Dataset entries:
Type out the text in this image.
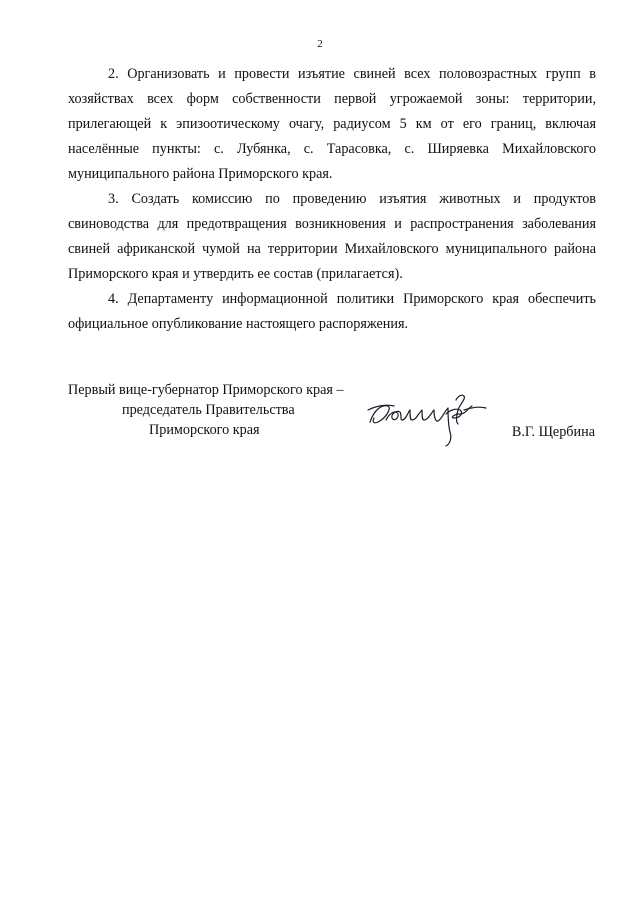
2

2. Организовать и провести изъятие свиней всех половозрастных групп в хозяйствах всех форм собственности первой угрожаемой зоны: территории, прилегающей к эпизоотическому очагу, радиусом 5 км от его границ, включая населённые пункты: с. Лубянка, с. Тарасовка, с. Ширяевка Михайловского муниципального района Приморского края.

3. Создать комиссию по проведению изъятия животных и продуктов свиноводства для предотвращения возникновения и распространения заболевания свиней африканской чумой на территории Михайловского муниципального района Приморского края и утвердить ее состав (прилагается).

4. Департаменту информационной политики Приморского края обеспечить официальное опубликование настоящего распоряжения.

Первый вице-губернатор Приморского края –
председатель Правительства
Приморского края	В.Г. Щербина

WHAT TO PRODUCE: Leave out the pictures and output every record above precisely as given.

FINISHED TASK:
Type out the text in this image.
2

2. Организовать и провести изъятие свиней всех половозрастных групп в хозяйствах всех форм собственности первой угрожаемой зоны: территории, прилегающей к эпизоотическому очагу, радиусом 5 км от его границ, включая населённые пункты: с. Лубянка, с. Тарасовка, с. Ширяевка Михайловского муниципального района Приморского края.

3. Создать комиссию по проведению изъятия животных и продуктов свиноводства для предотвращения возникновения и распространения заболевания свиней африканской чумой на территории Михайловского муниципального района Приморского края и утвердить ее состав (прилагается).

4. Департаменту информационной политики Приморского края обеспечить официальное опубликование настоящего распоряжения.

Первый вице-губернатор Приморского края –
председатель Правительства
Приморского края	В.Г. Щербина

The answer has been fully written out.